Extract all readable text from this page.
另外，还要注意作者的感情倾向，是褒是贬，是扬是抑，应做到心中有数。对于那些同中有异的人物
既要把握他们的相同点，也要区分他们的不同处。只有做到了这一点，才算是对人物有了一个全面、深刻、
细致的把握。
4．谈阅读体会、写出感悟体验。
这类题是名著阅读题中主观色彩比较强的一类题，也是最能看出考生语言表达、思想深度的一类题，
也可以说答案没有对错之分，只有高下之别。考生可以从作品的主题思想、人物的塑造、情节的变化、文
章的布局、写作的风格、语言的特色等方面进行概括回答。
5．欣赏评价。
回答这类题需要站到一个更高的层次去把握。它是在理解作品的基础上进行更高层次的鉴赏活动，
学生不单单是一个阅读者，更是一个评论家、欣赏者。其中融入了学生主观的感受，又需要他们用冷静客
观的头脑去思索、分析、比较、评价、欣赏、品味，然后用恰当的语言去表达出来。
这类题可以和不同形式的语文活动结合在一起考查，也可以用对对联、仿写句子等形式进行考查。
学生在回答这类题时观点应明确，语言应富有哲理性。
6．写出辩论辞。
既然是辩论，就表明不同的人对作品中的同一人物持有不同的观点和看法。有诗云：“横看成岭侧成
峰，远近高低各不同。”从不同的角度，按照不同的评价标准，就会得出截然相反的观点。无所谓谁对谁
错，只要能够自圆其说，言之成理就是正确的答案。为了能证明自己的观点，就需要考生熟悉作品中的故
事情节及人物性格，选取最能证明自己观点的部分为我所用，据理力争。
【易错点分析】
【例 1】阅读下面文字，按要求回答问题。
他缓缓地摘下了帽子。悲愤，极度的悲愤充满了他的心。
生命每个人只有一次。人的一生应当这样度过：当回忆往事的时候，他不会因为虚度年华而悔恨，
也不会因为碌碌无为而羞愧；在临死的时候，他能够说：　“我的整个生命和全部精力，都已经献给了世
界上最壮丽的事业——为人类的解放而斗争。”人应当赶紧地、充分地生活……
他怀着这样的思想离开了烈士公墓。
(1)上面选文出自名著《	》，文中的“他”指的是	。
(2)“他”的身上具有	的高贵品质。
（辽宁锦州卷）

**OBJECTIVE**
Each line above must be reproduced exactly as it stands.

**CORRECT ANSWER**
Extract all readable text from this page.
另外，还要注意作者的感情倾向，是褒是贬，是扬是抑，应做到心中有数。对于那些同中有异的人物
既要把握他们的相同点，也要区分他们的不同处。只有做到了这一点，才算是对人物有了一个全面、深刻、
细致的把握。
4．谈阅读体会、写出感悟体验。
这类题是名著阅读题中主观色彩比较强的一类题，也是最能看出考生语言表达、思想深度的一类题，
也可以说答案没有对错之分，只有高下之别。考生可以从作品的主题思想、人物的塑造、情节的变化、文
章的布局、写作的风格、语言的特色等方面进行概括回答。
5．欣赏评价。
回答这类题需要站到一个更高的层次去把握。它是在理解作品的基础上进行更高层次的鉴赏活动，
学生不单单是一个阅读者，更是一个评论家、欣赏者。其中融入了学生主观的感受，又需要他们用冷静客
观的头脑去思索、分析、比较、评价、欣赏、品味，然后用恰当的语言去表达出来。
这类题可以和不同形式的语文活动结合在一起考查，也可以用对对联、仿写句子等形式进行考查。
学生在回答这类题时观点应明确，语言应富有哲理性。
6．写出辩论辞。
既然是辩论，就表明不同的人对作品中的同一人物持有不同的观点和看法。有诗云：“横看成岭侧成
峰，远近高低各不同。”从不同的角度，按照不同的评价标准，就会得出截然相反的观点。无所谓谁对谁
错，只要能够自圆其说，言之成理就是正确的答案。为了能证明自己的观点，就需要考生熟悉作品中的故
事情节及人物性格，选取最能证明自己观点的部分为我所用，据理力争。
【易错点分析】
【例 1】阅读下面文字，按要求回答问题。
他缓缓地摘下了帽子。悲愤，极度的悲愤充满了他的心。
生命每个人只有一次。人的一生应当这样度过：当回忆往事的时候，他不会因为虚度年华而悔恨，
也不会因为碌碌无为而羞愧；在临死的时候，他能够说：　“我的整个生命和全部精力，都已经献给了世
界上最壮丽的事业——为人类的解放而斗争。”人应当赶紧地、充分地生活……
他怀着这样的思想离开了烈士公墓。
(1)上面选文出自名著《	》，文中的“他”指的是	。
(2)“他”的身上具有	的高贵品质。
（辽宁锦州卷）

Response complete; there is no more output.